WHAT IS NEEDED — Repeat each record below exactly as given.

(Stored data)
╔══

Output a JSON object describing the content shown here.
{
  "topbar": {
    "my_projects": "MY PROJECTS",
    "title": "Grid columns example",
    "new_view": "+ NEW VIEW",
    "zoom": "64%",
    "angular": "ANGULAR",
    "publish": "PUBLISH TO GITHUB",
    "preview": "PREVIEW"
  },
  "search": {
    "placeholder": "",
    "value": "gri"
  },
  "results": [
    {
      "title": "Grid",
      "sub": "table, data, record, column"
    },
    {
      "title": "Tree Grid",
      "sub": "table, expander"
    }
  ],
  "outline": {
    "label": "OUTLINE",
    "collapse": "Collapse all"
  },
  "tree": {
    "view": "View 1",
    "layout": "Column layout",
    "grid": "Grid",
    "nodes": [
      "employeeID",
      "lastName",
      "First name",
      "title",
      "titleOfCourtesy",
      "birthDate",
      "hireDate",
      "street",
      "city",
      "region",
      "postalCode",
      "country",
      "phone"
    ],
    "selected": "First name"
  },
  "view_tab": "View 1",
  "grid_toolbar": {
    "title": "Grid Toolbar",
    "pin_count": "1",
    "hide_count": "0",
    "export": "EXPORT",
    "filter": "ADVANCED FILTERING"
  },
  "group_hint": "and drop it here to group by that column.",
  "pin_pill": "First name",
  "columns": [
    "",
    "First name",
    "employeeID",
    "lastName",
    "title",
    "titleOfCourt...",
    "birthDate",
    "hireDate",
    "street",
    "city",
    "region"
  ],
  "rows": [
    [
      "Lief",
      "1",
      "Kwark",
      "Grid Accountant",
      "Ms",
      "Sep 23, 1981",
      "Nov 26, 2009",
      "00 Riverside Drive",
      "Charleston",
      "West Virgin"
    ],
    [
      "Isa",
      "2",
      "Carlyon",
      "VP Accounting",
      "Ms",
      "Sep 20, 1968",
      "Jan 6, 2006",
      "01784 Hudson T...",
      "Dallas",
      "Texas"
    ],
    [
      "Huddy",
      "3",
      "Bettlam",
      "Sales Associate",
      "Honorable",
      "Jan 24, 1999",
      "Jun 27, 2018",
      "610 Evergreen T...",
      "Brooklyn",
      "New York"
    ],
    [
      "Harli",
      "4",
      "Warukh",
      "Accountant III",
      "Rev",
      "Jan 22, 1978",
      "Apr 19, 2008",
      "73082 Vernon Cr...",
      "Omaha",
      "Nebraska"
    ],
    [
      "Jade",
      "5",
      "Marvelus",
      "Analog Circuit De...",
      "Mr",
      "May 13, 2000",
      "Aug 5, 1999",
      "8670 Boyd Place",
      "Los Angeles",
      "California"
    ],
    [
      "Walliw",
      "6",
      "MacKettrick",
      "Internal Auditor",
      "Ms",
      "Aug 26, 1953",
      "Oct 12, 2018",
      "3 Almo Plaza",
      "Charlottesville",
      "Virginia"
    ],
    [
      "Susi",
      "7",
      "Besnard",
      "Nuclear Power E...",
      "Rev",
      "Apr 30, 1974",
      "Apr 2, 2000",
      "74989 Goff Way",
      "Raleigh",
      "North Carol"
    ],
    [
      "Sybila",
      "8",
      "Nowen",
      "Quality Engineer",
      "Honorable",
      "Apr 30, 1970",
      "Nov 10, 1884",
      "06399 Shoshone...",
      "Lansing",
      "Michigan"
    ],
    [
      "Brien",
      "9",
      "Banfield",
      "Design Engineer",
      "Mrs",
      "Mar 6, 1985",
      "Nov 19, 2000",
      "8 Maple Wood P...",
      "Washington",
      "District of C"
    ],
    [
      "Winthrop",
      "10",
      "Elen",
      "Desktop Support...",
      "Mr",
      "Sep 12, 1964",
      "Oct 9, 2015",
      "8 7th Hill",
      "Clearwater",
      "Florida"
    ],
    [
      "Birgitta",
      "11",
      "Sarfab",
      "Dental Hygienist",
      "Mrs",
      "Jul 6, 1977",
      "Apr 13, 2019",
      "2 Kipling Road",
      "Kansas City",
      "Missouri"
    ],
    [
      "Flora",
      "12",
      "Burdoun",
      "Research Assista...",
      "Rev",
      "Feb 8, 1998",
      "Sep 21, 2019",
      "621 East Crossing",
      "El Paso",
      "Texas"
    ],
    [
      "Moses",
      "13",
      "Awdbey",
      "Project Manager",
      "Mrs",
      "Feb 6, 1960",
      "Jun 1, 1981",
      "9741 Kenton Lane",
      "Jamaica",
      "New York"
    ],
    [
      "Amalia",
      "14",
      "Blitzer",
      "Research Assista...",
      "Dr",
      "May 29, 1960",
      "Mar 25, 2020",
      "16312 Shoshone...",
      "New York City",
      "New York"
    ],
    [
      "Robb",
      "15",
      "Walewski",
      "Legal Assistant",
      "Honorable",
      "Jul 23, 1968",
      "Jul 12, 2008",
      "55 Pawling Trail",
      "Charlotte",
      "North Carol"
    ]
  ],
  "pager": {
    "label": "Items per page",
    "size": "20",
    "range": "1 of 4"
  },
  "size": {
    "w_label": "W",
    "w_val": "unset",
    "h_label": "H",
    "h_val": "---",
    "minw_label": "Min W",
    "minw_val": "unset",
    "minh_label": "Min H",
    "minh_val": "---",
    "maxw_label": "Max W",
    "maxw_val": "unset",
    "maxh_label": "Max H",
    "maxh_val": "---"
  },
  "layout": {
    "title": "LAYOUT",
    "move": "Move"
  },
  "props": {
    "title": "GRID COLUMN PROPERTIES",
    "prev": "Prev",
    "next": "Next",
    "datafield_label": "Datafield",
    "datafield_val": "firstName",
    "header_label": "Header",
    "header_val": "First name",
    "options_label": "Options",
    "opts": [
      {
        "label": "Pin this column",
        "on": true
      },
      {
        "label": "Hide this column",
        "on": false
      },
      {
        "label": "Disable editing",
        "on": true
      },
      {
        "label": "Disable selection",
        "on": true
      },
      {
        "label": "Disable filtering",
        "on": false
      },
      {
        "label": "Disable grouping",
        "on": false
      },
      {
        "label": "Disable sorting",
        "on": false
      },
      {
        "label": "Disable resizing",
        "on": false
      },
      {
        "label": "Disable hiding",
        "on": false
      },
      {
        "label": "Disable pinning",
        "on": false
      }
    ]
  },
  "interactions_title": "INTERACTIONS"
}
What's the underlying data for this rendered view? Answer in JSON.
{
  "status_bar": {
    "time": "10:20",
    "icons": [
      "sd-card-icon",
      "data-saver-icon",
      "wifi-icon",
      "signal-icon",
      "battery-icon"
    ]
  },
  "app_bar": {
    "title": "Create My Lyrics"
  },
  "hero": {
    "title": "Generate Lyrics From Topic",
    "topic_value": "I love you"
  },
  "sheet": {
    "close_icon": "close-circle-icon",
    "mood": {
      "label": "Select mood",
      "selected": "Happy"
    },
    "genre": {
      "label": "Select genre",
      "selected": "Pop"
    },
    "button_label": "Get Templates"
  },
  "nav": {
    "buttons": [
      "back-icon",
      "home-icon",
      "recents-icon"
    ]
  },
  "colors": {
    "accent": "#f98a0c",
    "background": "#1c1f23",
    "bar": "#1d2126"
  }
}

╚══

FINISHED ANSWER —
Output a JSON object describing the content shown here.
{
  "topbar": {
    "my_projects": "MY PROJECTS",
    "title": "Grid columns example",
    "new_view": "+ NEW VIEW",
    "zoom": "64%",
    "angular": "ANGULAR",
    "publish": "PUBLISH TO GITHUB",
    "preview": "PREVIEW"
  },
  "search": {
    "placeholder": "",
    "value": "gri"
  },
  "results": [
    {
      "title": "Grid",
      "sub": "table, data, record, column"
    },
    {
      "title": "Tree Grid",
      "sub": "table, expander"
    }
  ],
  "outline": {
    "label": "OUTLINE",
    "collapse": "Collapse all"
  },
  "tree": {
    "view": "View 1",
    "layout": "Column layout",
    "grid": "Grid",
    "nodes": [
      "employeeID",
      "lastName",
      "First name",
      "title",
      "titleOfCourtesy",
      "birthDate",
      "hireDate",
      "street",
      "city",
      "region",
      "postalCode",
      "country",
      "phone"
    ],
    "selected": "First name"
  },
  "view_tab": "View 1",
  "grid_toolbar": {
    "title": "Grid Toolbar",
    "pin_count": "1",
    "hide_count": "0",
    "export": "EXPORT",
    "filter": "ADVANCED FILTERING"
  },
  "group_hint": "and drop it here to group by that column.",
  "pin_pill": "First name",
  "columns": [
    "",
    "First name",
    "employeeID",
    "lastName",
    "title",
    "titleOfCourt...",
    "birthDate",
    "hireDate",
    "street",
    "city",
    "region"
  ],
  "rows": [
    [
      "Lief",
      "1",
      "Kwark",
      "Grid Accountant",
      "Ms",
      "Sep 23, 1981",
      "Nov 26, 2009",
      "00 Riverside Drive",
      "Charleston",
      "West Virgin"
    ],
    [
      "Isa",
      "2",
      "Carlyon",
      "VP Accounting",
      "Ms",
      "Sep 20, 1968",
      "Jan 6, 2006",
      "01784 Hudson T...",
      "Dallas",
      "Texas"
    ],
    [
      "Huddy",
      "3",
      "Bettlam",
      "Sales Associate",
      "Honorable",
      "Jan 24, 1999",
      "Jun 27, 2018",
      "610 Evergreen T...",
      "Brooklyn",
      "New York"
    ],
    [
      "Harli",
      "4",
      "Warukh",
      "Accountant III",
      "Rev",
      "Jan 22, 1978",
      "Apr 19, 2008",
      "73082 Vernon Cr...",
      "Omaha",
      "Nebraska"
    ],
    [
      "Jade",
      "5",
      "Marvelus",
      "Analog Circuit De...",
      "Mr",
      "May 13, 2000",
      "Aug 5, 1999",
      "8670 Boyd Place",
      "Los Angeles",
      "California"
    ],
    [
      "Walliw",
      "6",
      "MacKettrick",
      "Internal Auditor",
      "Ms",
      "Aug 26, 1953",
      "Oct 12, 2018",
      "3 Almo Plaza",
      "Charlottesville",
      "Virginia"
    ],
    [
      "Susi",
      "7",
      "Besnard",
      "Nuclear Power E...",
      "Rev",
      "Apr 30, 1974",
      "Apr 2, 2000",
      "74989 Goff Way",
      "Raleigh",
      "North Carol"
    ],
    [
      "Sybila",
      "8",
      "Nowen",
      "Quality Engineer",
      "Honorable",
      "Apr 30, 1970",
      "Nov 10, 1884",
      "06399 Shoshone...",
      "Lansing",
      "Michigan"
    ],
    [
      "Brien",
      "9",
      "Banfield",
      "Design Engineer",
      "Mrs",
      "Mar 6, 1985",
      "Nov 19, 2000",
      "8 Maple Wood P...",
      "Washington",
      "District of C"
    ],
    [
      "Winthrop",
      "10",
      "Elen",
      "Desktop Support...",
      "Mr",
      "Sep 12, 1964",
      "Oct 9, 2015",
      "8 7th Hill",
      "Clearwater",
      "Florida"
    ],
    [
      "Birgitta",
      "11",
      "Sarfab",
      "Dental Hygienist",
      "Mrs",
      "Jul 6, 1977",
      "Apr 13, 2019",
      "2 Kipling Road",
      "Kansas City",
      "Missouri"
    ],
    [
      "Flora",
      "12",
      "Burdoun",
      "Research Assista...",
      "Rev",
      "Feb 8, 1998",
      "Sep 21, 2019",
      "621 East Crossing",
      "El Paso",
      "Texas"
    ],
    [
      "Moses",
      "13",
      "Awdbey",
      "Project Manager",
      "Mrs",
      "Feb 6, 1960",
      "Jun 1, 1981",
      "9741 Kenton Lane",
      "Jamaica",
      "New York"
    ],
    [
      "Amalia",
      "14",
      "Blitzer",
      "Research Assista...",
      "Dr",
      "May 29, 1960",
      "Mar 25, 2020",
      "16312 Shoshone...",
      "New York City",
      "New York"
    ],
    [
      "Robb",
      "15",
      "Walewski",
      "Legal Assistant",
      "Honorable",
      "Jul 23, 1968",
      "Jul 12, 2008",
      "55 Pawling Trail",
      "Charlotte",
      "North Carol"
    ]
  ],
  "pager": {
    "label": "Items per page",
    "size": "20",
    "range": "1 of 4"
  },
  "size": {
    "w_label": "W",
    "w_val": "unset",
    "h_label": "H",
    "h_val": "---",
    "minw_label": "Min W",
    "minw_val": "unset",
    "minh_label": "Min H",
    "minh_val": "---",
    "maxw_label": "Max W",
    "maxw_val": "unset",
    "maxh_label": "Max H",
    "maxh_val": "---"
  },
  "layout": {
    "title": "LAYOUT",
    "move": "Move"
  },
  "props": {
    "title": "GRID COLUMN PROPERTIES",
    "prev": "Prev",
    "next": "Next",
    "datafield_label": "Datafield",
    "datafield_val": "firstName",
    "header_label": "Header",
    "header_val": "First name",
    "options_label": "Options",
    "opts": [
      {
        "label": "Pin this column",
        "on": true
      },
      {
        "label": "Hide this column",
        "on": false
      },
      {
        "label": "Disable editing",
        "on": true
      },
      {
        "label": "Disable selection",
        "on": true
      },
      {
        "label": "Disable filtering",
        "on": false
      },
      {
        "label": "Disable grouping",
        "on": false
      },
      {
        "label": "Disable sorting",
        "on": false
      },
      {
        "label": "Disable resizing",
        "on": false
      },
      {
        "label": "Disable hiding",
        "on": false
      },
      {
        "label": "Disable pinning",
        "on": false
      }
    ]
  },
  "interactions_title": "INTERACTIONS"
}
What's the underlying data for this rendered view? Answer in JSON.
{
  "status_bar": {
    "time": "10:20",
    "icons": [
      "sd-card-icon",
      "data-saver-icon",
      "wifi-icon",
      "signal-icon",
      "battery-icon"
    ]
  },
  "app_bar": {
    "title": "Create My Lyrics"
  },
  "hero": {
    "title": "Generate Lyrics From Topic",
    "topic_value": "I love you"
  },
  "sheet": {
    "close_icon": "close-circle-icon",
    "mood": {
      "label": "Select mood",
      "selected": "Happy"
    },
    "genre": {
      "label": "Select genre",
      "selected": "Pop"
    },
    "button_label": "Get Templates"
  },
  "nav": {
    "buttons": [
      "back-icon",
      "home-icon",
      "recents-icon"
    ]
  },
  "colors": {
    "accent": "#f98a0c",
    "background": "#1c1f23",
    "bar": "#1d2126"
  }
}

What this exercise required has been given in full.